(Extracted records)
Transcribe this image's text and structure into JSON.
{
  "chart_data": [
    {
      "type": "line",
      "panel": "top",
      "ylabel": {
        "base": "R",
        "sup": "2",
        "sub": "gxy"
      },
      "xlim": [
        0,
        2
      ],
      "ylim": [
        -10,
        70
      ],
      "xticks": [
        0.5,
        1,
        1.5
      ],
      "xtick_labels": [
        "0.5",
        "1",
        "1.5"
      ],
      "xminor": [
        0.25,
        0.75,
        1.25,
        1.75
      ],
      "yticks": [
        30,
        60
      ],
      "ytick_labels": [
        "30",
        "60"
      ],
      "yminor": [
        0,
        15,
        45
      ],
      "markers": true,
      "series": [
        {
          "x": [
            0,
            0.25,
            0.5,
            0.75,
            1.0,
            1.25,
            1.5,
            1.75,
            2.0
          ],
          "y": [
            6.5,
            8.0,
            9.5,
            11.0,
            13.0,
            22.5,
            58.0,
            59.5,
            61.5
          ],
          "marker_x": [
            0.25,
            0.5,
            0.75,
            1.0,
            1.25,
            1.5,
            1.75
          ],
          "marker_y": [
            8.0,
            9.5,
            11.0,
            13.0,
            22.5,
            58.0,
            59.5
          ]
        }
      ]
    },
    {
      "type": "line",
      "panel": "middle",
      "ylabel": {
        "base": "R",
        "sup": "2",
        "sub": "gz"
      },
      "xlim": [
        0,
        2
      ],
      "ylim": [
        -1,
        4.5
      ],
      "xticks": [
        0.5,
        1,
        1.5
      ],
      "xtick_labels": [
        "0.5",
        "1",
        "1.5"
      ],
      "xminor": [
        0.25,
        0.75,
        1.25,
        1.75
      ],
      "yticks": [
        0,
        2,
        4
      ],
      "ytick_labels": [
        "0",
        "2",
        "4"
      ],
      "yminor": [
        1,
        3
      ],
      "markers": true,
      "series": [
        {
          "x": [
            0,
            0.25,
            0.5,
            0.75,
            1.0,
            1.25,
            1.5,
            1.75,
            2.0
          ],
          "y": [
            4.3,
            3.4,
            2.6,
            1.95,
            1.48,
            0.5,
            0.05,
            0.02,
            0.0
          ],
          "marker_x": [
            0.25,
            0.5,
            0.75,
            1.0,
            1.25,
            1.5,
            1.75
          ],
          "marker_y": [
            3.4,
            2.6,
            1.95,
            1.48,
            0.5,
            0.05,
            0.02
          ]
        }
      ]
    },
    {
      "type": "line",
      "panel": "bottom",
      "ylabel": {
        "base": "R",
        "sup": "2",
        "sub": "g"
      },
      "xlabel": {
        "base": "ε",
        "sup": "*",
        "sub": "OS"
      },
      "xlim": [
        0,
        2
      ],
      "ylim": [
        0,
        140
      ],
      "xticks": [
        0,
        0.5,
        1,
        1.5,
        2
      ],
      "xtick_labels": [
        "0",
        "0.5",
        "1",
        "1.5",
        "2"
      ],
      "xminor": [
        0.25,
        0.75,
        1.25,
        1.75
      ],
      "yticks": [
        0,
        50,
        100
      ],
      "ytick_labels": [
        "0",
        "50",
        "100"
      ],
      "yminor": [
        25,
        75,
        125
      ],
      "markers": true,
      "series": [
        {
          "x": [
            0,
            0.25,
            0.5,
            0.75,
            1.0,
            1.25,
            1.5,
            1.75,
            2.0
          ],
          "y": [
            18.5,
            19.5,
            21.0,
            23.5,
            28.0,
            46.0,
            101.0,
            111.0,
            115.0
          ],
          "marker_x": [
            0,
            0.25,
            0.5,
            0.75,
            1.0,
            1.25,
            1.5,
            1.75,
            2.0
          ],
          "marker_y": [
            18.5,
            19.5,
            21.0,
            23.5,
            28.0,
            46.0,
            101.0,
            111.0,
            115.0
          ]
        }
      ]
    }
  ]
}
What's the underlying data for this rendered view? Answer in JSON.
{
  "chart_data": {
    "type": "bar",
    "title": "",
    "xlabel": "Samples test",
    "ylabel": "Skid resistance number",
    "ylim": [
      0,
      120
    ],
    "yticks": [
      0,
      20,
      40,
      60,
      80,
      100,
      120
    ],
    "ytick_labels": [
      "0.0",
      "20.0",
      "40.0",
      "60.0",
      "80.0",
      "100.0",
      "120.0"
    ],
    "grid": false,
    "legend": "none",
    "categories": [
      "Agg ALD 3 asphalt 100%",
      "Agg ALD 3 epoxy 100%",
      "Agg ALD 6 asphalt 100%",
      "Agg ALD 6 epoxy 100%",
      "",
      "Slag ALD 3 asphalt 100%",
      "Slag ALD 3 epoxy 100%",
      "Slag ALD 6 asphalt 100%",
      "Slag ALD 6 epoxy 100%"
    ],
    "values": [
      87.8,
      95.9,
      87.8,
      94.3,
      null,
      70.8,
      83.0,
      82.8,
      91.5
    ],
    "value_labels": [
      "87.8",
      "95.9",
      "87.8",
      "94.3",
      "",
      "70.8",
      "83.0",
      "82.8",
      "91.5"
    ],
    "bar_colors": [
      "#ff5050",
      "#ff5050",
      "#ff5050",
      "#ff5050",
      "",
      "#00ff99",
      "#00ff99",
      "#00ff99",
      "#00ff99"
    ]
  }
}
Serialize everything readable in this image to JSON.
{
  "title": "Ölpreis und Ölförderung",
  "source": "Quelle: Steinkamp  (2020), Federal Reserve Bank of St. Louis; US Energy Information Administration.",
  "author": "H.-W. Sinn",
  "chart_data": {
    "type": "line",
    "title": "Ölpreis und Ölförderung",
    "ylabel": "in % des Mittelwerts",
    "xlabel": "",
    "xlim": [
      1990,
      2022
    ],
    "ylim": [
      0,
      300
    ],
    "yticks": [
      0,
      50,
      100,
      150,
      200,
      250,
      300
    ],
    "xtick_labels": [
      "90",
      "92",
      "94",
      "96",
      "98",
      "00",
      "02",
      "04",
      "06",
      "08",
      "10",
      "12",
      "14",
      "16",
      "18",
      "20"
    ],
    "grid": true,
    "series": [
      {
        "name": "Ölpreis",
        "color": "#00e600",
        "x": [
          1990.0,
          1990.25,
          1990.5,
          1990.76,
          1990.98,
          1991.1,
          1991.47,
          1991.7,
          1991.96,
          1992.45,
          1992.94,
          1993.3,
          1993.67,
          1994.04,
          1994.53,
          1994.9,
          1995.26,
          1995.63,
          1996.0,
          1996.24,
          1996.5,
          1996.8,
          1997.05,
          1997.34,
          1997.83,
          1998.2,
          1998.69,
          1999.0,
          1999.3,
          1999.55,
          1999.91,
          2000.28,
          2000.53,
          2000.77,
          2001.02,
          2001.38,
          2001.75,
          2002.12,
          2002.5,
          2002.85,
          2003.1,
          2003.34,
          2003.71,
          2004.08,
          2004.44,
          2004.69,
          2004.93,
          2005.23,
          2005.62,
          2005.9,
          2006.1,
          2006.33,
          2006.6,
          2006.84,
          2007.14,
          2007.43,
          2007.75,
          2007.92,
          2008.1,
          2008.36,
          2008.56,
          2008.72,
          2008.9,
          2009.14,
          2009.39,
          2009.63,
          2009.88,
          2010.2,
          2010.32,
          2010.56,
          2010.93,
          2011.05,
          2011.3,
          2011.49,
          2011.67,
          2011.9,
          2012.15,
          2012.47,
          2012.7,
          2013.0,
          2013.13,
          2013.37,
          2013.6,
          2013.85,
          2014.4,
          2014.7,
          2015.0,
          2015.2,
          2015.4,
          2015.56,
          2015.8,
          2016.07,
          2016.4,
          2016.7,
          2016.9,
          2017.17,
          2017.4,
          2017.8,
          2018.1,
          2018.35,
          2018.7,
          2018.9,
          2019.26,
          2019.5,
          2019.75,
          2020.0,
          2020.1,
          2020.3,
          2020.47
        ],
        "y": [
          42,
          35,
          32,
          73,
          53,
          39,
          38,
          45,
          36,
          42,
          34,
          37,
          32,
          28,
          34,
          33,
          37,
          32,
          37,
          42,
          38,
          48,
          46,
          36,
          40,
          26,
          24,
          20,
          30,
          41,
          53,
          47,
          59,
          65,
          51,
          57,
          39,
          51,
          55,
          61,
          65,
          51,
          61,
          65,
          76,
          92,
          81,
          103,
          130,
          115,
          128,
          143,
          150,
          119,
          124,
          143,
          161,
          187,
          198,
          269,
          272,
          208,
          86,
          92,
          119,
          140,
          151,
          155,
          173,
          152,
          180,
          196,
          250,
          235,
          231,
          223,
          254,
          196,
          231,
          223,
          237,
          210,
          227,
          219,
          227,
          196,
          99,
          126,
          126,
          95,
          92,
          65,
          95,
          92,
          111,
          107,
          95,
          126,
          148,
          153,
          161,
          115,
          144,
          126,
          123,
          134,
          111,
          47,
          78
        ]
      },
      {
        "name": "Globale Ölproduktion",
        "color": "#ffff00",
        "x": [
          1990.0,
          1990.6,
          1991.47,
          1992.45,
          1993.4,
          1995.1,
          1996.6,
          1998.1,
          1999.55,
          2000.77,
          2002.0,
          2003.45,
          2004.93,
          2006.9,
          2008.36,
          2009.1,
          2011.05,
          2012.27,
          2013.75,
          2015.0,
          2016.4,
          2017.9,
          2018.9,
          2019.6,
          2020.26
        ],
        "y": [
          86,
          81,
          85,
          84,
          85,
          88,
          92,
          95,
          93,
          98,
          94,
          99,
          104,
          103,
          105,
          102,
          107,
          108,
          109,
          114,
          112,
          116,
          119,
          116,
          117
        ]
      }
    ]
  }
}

» **Given exercise**
Look through the material and copy each line that has "image".

» **Task response**
Transcribe this image's text and structure into JSON.
Serialize everything readable in this image to JSON.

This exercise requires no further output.